EXERCISE DETAILS:
Reproduce each of the following items word for word, keeping every line as it stands.

DATASET RECORDS:
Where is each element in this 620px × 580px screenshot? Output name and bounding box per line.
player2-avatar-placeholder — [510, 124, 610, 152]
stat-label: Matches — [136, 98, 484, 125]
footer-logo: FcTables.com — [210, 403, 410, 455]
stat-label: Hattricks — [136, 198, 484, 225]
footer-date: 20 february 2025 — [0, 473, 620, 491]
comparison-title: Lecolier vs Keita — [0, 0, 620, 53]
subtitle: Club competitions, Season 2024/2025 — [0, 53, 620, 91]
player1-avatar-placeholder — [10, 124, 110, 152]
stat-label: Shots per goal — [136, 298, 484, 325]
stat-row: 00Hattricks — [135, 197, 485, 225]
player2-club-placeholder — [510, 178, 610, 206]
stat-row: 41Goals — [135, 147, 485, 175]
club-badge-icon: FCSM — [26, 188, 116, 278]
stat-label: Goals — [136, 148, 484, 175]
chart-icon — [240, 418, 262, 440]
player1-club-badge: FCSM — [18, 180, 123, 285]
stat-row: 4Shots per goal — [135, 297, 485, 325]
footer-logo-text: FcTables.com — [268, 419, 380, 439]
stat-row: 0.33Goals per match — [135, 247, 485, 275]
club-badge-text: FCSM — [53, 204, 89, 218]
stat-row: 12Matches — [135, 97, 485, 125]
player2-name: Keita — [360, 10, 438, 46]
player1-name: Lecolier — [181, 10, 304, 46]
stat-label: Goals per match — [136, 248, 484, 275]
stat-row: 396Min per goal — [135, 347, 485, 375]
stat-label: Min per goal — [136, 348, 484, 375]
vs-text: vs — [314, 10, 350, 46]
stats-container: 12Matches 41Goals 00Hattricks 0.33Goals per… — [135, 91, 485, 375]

TASK RESPONSE:
Where is each element in this 620px × 580px screenshot? Output name and bounding box per line.
player2-avatar-placeholder — [510, 124, 610, 152]
stat-label: Matches — [136, 98, 484, 125]
footer-logo: FcTables.com — [210, 403, 410, 455]
stat-label: Hattricks — [136, 198, 484, 225]
footer-date: 20 february 2025 — [0, 473, 620, 491]
comparison-title: Lecolier vs Keita — [0, 0, 620, 53]
subtitle: Club competitions, Season 2024/2025 — [0, 53, 620, 91]
player1-avatar-placeholder — [10, 124, 110, 152]
stat-label: Shots per goal — [136, 298, 484, 325]
stat-row: 00Hattricks — [135, 197, 485, 225]
player2-club-placeholder — [510, 178, 610, 206]
stat-row: 41Goals — [135, 147, 485, 175]
club-badge-icon: FCSM — [26, 188, 116, 278]
stat-label: Goals — [136, 148, 484, 175]
chart-icon — [240, 418, 262, 440]
player1-club-badge: FCSM — [18, 180, 123, 285]
stat-row: 4Shots per goal — [135, 297, 485, 325]
footer-logo-text: FcTables.com — [268, 419, 380, 439]
stat-row: 0.33Goals per match — [135, 247, 485, 275]
club-badge-text: FCSM — [53, 204, 89, 218]
stat-row: 12Matches — [135, 97, 485, 125]
player2-name: Keita — [360, 10, 438, 46]
player1-name: Lecolier — [181, 10, 304, 46]
stat-label: Goals per match — [136, 248, 484, 275]
stat-row: 396Min per goal — [135, 347, 485, 375]
stat-label: Min per goal — [136, 348, 484, 375]
vs-text: vs — [314, 10, 350, 46]
stats-container: 12Matches 41Goals 00Hattricks 0.33Goals per… — [135, 91, 485, 375]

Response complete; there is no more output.